Dataset items:
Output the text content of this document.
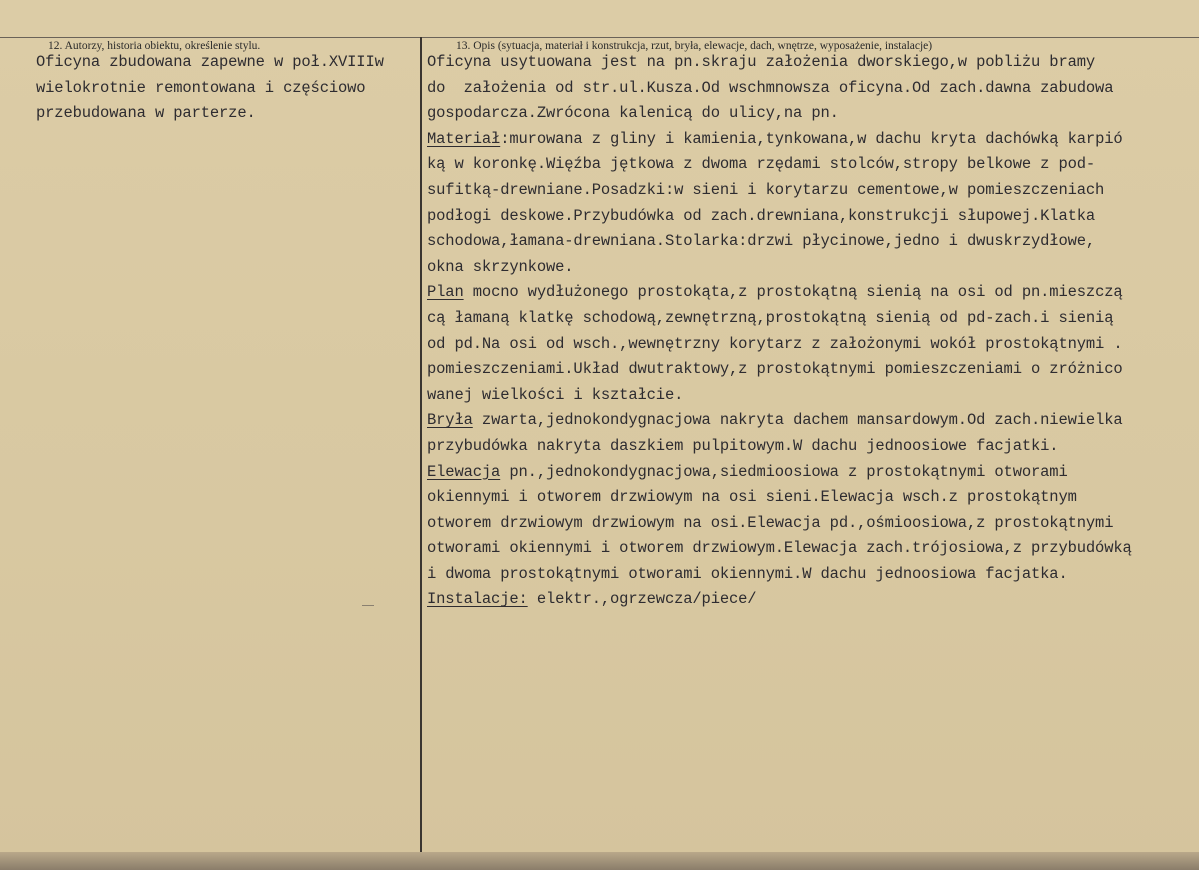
12. Autorzy, historia obiektu, określenie stylu.	13. Opis (sytuacja, materiał i konstrukcja, rzut, bryła, elewacje, dach, wnętrze, wyposażenie, instalacje)
Oficyna zbudowana zapewne w poł.XVIIIw
wielokrotnie remontowana i częściowo
przebudowana w parterze.
Oficyna usytuowana jest na pn.skraju założenia dworskiego,w pobliżu bramy
do  założenia od str.ul.Kusza.Od wschmnowsza oficyna.Od zach.dawna zabudowa
gospodarcza.Zwrócona kalenicą do ulicy,na pn.
Materiał:murowana z gliny i kamienia,tynkowana,w dachu kryta dachówką karpió
ką w koronkę.Więźba jętkowa z dwoma rzędami stolców,stropy belkowe z pod-
sufitką-drewniane.Posadzki:w sieni i korytarzu cementowe,w pomieszczeniach
podłogi deskowe.Przybudówka od zach.drewniana,konstrukcji słupowej.Klatka
schodowa,łamana-drewniana.Stolarka:drzwi płycinowe,jedno i dwuskrzydłowe,
okna skrzynkowe.
Plan mocno wydłużonego prostokąta,z prostokątną sienią na osi od pn.mieszczą
cą łamaną klatkę schodową,zewnętrzną,prostokątną sienią od pd-zach.i sienią
od pd.Na osi od wsch.,wewnętrzny korytarz z założonymi wokół prostokątnymi .
pomieszczeniami.Układ dwutraktowy,z prostokątnymi pomieszczeniami o zróżnico
wanej wielkości i kształcie.
Bryła zwarta,jednokondygnacjowa nakryta dachem mansardowym.Od zach.niewielka
przybudówka nakryta daszkiem pulpitowym.W dachu jednoosiowe facjatki.
Elewacja pn.,jednokondygnacjowa,siedmioosiowa z prostokątnymi otworami
okiennymi i otworem drzwiowym na osi sieni.Elewacja wsch.z prostokątnym
otworem drzwiowym drzwiowym na osi.Elewacja pd.,ośmioosiowa,z prostokątnymi
otworami okiennymi i otworem drzwiowym.Elewacja zach.trójosiowa,z przybudówką
i dwoma prostokątnymi otworami okiennymi.W dachu jednoosiowa facjatka.
Instalacje: elektr.,ogrzewcza/piece/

- Your task
Where a line in the material contains "drewniana", copy that line.

- Output of the task
podłogi deskowe.Przybudówka od zach.drewniana,konstrukcji słupowej.Klatka
schodowa,łamana-drewniana.Stolarka:drzwi płycinowe,jedno i dwuskrzydłowe,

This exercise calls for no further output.